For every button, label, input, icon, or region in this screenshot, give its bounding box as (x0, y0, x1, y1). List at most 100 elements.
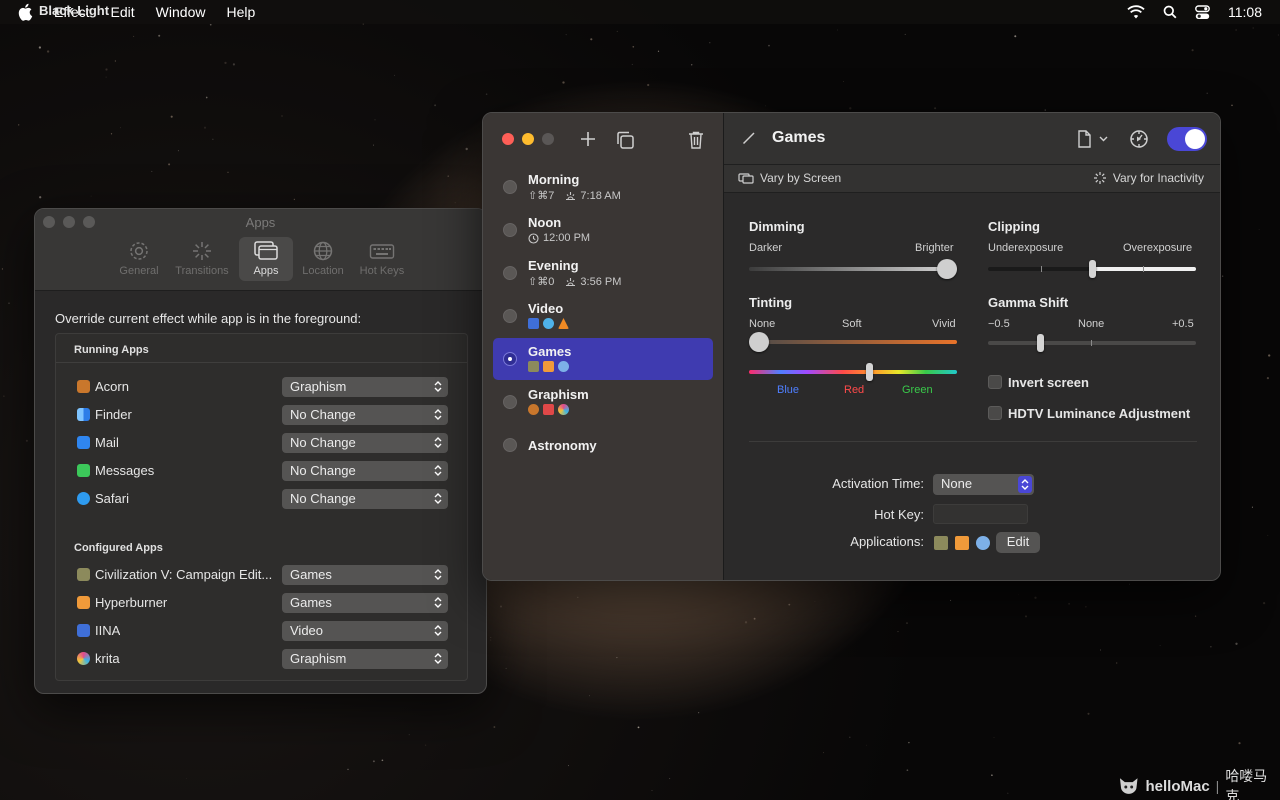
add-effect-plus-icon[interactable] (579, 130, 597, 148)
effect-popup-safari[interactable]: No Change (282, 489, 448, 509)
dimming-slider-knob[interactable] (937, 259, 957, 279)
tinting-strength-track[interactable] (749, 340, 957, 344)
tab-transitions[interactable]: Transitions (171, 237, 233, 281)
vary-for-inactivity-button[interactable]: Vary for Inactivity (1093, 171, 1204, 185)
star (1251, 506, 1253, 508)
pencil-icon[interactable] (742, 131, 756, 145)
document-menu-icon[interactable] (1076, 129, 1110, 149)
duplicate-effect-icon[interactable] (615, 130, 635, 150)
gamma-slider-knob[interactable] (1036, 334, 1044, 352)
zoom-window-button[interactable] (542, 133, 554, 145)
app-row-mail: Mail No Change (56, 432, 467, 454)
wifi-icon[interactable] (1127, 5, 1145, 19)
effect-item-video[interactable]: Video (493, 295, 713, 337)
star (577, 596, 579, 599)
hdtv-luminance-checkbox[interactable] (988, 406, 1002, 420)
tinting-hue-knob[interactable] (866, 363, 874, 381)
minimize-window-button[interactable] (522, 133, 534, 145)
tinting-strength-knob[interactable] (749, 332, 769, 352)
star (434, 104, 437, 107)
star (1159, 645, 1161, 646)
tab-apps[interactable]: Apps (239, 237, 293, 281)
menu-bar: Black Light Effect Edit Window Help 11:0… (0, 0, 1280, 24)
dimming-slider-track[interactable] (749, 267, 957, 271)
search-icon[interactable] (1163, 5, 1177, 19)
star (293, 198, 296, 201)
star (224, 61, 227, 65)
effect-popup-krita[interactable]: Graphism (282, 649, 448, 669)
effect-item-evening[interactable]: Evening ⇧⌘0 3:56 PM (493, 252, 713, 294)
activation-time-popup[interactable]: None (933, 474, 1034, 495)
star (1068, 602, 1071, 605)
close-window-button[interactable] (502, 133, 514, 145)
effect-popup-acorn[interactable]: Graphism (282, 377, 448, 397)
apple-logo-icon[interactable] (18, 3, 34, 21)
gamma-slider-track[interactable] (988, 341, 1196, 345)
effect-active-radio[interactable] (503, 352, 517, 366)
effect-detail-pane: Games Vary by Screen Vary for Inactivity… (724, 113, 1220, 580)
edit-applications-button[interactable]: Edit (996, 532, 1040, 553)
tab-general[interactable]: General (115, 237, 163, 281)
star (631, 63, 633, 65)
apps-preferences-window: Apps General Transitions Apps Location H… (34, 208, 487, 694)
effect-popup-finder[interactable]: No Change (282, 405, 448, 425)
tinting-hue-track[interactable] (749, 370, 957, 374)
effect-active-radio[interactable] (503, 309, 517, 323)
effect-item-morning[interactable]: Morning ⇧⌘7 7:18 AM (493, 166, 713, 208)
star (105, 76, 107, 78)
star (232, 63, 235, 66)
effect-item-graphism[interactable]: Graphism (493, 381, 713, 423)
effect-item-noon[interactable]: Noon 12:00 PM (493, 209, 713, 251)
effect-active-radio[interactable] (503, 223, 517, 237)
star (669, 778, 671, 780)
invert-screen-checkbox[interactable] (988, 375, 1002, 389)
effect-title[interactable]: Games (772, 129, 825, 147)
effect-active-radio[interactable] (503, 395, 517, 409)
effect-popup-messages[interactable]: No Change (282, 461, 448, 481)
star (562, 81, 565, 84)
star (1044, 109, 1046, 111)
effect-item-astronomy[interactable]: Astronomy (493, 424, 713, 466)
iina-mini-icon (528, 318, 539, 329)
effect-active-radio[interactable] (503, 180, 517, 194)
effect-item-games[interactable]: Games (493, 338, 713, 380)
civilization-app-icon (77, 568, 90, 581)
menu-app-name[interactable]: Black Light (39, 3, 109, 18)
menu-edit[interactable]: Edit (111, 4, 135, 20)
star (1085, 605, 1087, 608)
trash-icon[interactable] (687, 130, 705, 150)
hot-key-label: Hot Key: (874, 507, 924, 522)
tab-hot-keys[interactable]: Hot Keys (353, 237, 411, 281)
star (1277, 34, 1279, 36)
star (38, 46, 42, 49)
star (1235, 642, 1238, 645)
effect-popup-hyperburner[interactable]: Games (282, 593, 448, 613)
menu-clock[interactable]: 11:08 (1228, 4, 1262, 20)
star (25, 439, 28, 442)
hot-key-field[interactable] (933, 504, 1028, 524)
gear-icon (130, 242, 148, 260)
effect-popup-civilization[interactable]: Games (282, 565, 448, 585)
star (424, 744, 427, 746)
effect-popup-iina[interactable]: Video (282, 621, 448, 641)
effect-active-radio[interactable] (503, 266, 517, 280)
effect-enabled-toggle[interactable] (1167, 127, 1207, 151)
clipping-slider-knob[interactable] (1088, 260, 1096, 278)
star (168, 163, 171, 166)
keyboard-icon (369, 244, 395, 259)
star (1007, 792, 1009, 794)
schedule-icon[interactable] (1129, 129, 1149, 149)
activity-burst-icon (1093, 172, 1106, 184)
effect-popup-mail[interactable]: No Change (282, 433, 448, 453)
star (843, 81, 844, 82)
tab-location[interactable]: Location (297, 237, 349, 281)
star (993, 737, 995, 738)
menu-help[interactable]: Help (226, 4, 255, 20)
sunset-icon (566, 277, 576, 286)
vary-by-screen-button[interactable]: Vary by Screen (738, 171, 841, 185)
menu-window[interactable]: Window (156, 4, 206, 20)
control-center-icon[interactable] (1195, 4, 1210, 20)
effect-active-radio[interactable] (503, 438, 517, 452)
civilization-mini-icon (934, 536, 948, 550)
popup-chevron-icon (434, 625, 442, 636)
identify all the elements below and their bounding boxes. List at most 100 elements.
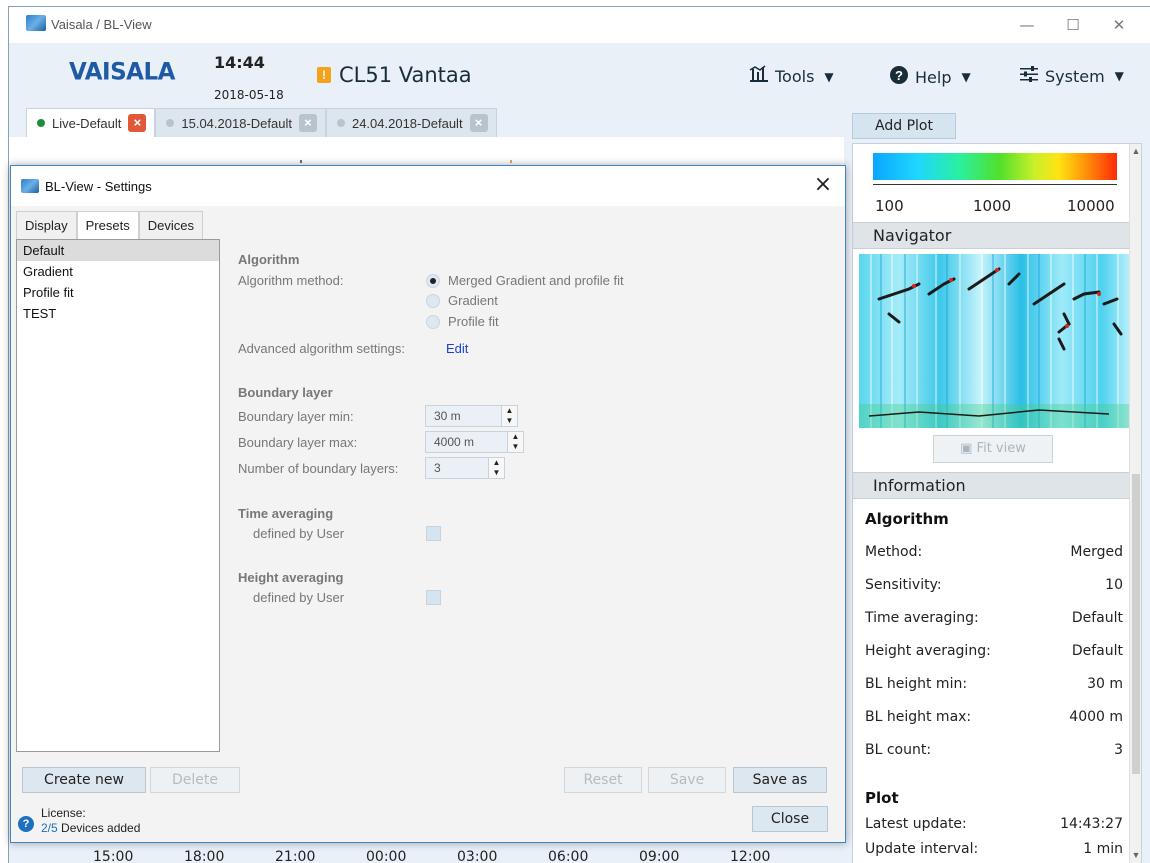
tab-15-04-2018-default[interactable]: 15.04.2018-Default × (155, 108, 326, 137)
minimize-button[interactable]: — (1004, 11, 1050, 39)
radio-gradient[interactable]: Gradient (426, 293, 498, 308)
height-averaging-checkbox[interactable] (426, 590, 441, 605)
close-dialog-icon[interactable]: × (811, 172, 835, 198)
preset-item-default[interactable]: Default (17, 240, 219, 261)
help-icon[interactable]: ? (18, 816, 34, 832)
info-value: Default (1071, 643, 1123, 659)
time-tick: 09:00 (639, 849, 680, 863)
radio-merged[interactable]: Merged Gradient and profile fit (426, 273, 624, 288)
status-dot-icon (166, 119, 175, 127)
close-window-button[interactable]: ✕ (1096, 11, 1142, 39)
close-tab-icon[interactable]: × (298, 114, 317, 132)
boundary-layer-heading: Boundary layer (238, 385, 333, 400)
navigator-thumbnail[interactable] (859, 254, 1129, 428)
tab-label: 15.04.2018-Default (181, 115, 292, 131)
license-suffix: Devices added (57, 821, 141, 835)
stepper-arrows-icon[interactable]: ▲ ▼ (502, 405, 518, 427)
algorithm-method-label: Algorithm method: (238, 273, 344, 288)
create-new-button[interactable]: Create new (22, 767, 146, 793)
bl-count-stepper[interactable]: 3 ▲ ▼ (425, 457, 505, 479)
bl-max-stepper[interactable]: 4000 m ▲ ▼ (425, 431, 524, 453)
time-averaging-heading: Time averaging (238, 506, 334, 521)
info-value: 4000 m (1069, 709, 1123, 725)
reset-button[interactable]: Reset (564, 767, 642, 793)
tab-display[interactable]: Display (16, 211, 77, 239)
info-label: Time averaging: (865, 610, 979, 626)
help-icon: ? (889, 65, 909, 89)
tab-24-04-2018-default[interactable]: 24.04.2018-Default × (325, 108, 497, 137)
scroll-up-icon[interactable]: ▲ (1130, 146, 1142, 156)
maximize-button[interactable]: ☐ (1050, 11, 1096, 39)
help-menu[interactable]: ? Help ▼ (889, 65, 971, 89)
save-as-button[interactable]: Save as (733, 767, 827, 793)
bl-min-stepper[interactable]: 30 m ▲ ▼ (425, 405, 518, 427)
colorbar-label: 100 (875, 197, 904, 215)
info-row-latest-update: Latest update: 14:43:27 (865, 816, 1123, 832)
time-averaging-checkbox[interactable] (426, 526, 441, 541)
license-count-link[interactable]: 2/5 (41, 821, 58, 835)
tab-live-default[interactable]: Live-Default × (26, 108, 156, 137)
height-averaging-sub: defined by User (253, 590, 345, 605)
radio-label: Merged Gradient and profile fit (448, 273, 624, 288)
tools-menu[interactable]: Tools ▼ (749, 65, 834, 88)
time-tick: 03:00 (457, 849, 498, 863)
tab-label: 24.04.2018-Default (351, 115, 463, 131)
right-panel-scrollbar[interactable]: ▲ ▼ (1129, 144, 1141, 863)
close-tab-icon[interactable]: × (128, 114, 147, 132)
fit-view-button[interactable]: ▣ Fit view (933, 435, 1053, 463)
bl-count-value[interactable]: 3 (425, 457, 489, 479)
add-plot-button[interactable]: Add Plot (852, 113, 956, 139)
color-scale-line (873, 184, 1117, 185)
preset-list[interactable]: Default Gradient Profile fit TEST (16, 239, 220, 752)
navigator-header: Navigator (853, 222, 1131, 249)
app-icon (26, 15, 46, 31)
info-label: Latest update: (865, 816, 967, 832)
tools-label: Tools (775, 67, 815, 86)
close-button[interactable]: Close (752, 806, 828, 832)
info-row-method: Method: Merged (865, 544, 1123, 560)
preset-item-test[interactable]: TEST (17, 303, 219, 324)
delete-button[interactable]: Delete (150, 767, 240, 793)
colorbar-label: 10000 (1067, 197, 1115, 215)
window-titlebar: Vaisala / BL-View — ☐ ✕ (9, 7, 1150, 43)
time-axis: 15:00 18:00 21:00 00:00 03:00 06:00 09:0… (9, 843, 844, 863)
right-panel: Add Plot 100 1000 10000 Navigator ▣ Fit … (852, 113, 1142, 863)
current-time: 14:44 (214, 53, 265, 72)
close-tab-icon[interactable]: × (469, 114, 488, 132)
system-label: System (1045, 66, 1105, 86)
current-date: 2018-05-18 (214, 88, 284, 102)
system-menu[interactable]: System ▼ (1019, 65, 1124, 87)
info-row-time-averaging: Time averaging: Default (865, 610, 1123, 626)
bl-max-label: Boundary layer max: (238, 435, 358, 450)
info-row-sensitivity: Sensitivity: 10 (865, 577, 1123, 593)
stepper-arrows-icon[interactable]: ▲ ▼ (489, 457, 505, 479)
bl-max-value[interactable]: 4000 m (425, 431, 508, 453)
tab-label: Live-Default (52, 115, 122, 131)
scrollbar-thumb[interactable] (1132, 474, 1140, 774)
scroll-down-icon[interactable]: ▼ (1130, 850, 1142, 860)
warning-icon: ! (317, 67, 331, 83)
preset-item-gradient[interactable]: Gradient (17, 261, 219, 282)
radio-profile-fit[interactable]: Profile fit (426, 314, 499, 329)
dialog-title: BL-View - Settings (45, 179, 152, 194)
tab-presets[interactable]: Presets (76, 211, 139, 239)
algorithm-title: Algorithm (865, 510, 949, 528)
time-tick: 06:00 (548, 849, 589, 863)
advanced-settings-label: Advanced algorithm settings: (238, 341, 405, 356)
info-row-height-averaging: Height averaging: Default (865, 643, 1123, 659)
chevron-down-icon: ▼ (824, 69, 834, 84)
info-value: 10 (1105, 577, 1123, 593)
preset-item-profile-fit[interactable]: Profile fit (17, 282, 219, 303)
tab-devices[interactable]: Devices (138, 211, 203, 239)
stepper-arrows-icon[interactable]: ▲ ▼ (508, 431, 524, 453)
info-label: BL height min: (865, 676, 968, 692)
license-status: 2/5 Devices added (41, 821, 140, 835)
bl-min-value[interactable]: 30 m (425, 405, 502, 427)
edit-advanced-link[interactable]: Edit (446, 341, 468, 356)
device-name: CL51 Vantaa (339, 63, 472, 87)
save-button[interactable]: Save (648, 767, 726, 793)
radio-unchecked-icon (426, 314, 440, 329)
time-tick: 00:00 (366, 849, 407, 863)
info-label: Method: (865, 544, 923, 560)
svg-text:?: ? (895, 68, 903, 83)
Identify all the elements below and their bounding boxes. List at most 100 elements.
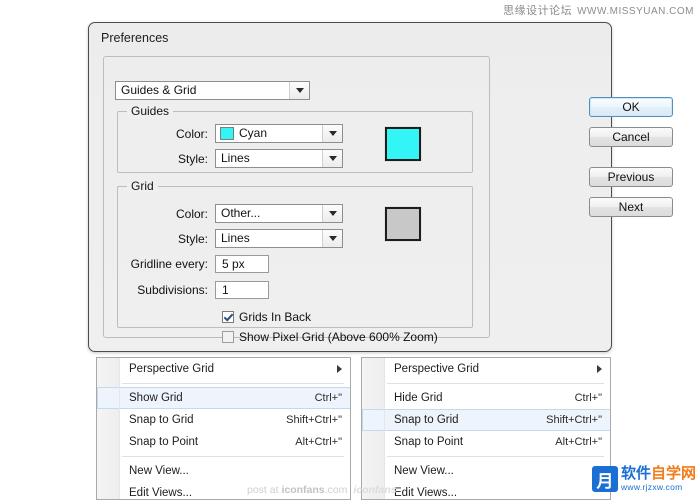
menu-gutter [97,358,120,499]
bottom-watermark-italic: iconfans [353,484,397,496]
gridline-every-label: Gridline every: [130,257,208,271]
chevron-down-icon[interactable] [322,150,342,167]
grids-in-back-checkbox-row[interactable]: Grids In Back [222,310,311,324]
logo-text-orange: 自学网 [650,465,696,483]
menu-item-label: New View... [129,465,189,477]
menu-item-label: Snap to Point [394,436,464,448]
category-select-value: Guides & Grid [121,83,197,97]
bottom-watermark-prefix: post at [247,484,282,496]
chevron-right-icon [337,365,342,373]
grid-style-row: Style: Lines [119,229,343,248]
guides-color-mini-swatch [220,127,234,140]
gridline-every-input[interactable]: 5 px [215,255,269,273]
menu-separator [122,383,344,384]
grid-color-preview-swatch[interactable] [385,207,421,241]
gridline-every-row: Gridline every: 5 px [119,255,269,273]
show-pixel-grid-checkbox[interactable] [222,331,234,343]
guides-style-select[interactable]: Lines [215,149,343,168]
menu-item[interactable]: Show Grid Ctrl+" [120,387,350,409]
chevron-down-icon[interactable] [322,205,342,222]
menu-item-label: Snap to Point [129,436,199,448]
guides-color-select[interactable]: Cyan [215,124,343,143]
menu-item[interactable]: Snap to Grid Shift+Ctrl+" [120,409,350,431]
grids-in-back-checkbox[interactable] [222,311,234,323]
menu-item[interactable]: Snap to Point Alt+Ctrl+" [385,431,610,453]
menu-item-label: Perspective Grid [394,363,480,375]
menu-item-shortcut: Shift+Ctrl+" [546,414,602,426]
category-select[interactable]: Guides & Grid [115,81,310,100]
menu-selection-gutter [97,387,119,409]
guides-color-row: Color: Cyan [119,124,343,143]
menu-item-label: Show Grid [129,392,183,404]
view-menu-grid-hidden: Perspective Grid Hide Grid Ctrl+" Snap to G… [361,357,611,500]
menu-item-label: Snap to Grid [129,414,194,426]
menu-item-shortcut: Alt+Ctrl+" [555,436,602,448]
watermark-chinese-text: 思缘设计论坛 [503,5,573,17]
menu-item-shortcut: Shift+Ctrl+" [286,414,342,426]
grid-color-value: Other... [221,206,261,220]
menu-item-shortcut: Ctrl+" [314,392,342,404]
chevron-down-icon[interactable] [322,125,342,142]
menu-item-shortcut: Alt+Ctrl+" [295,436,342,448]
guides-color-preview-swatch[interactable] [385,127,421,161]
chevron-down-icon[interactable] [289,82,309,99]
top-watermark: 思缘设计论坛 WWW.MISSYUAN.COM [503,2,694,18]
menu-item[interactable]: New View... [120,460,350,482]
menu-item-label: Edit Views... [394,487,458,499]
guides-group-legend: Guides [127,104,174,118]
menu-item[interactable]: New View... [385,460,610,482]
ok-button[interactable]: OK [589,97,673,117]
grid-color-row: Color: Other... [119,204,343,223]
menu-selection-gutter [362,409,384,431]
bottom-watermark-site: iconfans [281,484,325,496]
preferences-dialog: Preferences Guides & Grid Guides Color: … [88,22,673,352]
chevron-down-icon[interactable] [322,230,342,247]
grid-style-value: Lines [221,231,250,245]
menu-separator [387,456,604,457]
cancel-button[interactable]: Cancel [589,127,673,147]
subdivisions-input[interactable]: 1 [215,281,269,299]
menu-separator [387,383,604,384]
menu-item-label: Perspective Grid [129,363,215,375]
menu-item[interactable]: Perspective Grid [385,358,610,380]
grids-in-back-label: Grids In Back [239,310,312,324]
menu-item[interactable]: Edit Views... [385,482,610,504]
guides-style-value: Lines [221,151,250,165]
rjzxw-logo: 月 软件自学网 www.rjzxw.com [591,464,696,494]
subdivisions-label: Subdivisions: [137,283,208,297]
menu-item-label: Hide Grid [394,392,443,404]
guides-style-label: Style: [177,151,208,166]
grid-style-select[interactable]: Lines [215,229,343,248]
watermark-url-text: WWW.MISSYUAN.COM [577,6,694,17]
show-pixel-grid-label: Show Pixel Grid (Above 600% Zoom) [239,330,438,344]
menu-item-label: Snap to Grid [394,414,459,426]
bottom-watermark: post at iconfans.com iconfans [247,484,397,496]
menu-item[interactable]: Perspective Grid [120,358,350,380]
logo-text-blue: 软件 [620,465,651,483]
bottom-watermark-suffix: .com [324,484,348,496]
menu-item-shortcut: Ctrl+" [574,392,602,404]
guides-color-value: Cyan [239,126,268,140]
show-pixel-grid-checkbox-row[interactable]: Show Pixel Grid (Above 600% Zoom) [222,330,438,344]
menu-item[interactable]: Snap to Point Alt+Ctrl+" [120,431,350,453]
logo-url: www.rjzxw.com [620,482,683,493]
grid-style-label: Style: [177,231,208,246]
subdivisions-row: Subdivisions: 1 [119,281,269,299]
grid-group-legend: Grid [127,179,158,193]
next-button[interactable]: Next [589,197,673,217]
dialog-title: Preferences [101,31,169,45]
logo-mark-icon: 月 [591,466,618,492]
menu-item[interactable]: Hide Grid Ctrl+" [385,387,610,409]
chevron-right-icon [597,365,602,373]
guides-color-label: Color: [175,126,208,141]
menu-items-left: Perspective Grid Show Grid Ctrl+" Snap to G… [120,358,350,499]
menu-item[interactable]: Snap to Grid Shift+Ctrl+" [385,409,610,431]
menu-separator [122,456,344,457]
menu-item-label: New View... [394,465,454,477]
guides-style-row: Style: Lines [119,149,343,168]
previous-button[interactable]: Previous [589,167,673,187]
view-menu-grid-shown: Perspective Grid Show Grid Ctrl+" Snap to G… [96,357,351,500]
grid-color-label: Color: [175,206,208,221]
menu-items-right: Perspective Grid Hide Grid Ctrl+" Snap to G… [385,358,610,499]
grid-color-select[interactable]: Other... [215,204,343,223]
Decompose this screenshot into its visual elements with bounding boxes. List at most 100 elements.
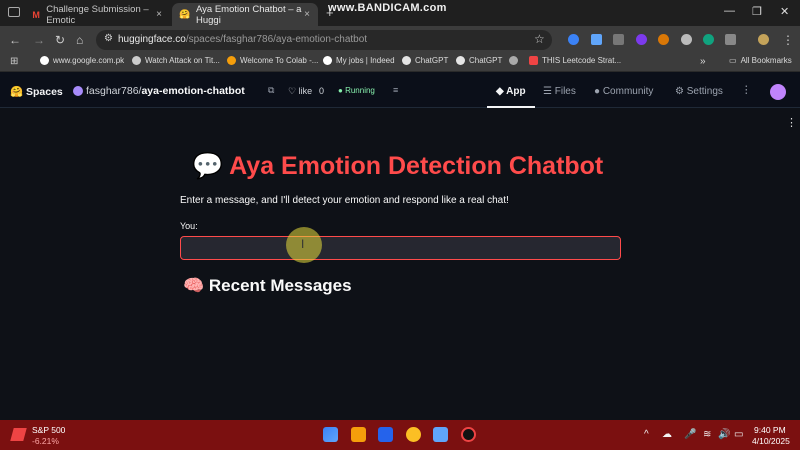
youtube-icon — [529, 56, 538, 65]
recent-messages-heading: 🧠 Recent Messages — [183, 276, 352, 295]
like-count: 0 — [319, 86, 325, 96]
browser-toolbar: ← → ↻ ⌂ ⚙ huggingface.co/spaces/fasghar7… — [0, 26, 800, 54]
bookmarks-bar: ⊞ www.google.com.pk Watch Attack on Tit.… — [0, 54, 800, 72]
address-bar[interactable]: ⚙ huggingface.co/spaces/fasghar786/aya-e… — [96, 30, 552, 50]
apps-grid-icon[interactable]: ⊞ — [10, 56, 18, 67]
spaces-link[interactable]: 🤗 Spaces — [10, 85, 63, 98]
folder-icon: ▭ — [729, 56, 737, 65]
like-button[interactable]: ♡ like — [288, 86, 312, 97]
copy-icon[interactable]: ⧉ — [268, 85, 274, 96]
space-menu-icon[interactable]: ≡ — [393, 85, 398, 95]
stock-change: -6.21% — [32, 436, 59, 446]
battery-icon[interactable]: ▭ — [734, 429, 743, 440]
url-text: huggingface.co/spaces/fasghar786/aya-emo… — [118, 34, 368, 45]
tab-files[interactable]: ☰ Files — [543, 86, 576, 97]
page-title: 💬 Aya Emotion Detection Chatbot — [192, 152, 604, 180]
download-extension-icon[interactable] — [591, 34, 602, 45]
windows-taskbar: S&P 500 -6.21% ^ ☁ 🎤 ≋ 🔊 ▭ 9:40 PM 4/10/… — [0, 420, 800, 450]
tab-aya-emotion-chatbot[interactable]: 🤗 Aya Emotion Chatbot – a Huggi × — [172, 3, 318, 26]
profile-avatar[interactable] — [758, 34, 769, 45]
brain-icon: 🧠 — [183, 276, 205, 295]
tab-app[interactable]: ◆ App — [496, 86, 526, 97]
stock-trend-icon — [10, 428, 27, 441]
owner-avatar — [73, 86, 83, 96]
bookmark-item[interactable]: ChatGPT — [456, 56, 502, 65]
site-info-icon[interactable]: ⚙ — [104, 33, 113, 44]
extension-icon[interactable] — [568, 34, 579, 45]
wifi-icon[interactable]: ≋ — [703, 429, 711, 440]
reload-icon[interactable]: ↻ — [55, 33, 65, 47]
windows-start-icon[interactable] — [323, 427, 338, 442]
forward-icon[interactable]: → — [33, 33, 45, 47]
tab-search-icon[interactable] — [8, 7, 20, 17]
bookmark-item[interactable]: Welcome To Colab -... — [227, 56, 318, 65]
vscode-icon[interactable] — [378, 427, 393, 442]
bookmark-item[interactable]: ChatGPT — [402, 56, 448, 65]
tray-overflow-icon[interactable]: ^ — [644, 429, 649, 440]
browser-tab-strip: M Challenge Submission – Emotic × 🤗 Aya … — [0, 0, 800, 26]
#####
§ EXERCISE REQUIREMENTS: Copy the stretch of the data from the line containing "youtube-icon — [529, 56, 538, 65]" through the line containing "tab-files[interactable]: ☰ Files", leaving every character unchanged.

§ ANSWER TO THIS EXERCISE:
youtube-icon — [529, 56, 538, 65]
recent-messages-heading: 🧠 Recent Messages — [183, 276, 352, 295]
like-count: 0 — [319, 86, 325, 96]
browser-toolbar: ← → ↻ ⌂ ⚙ huggingface.co/spaces/fasghar7… — [0, 26, 800, 54]
bookmarks-bar: ⊞ www.google.com.pk Watch Attack on Tit.… — [0, 54, 800, 72]
address-bar[interactable]: ⚙ huggingface.co/spaces/fasghar786/aya-e… — [96, 30, 552, 50]
apps-grid-icon[interactable]: ⊞ — [10, 56, 18, 67]
spaces-link[interactable]: 🤗 Spaces — [10, 85, 63, 98]
folder-icon: ▭ — [729, 56, 737, 65]
like-button[interactable]: ♡ like — [288, 86, 312, 97]
copy-icon[interactable]: ⧉ — [268, 85, 274, 96]
space-menu-icon[interactable]: ≡ — [393, 85, 398, 95]
stock-change: -6.21% — [32, 436, 59, 446]
battery-icon[interactable]: ▭ — [734, 429, 743, 440]
url-text: huggingface.co/spaces/fasghar786/aya-emo… — [118, 34, 368, 45]
tab-files[interactable]: ☰ Files — [543, 86, 576, 97]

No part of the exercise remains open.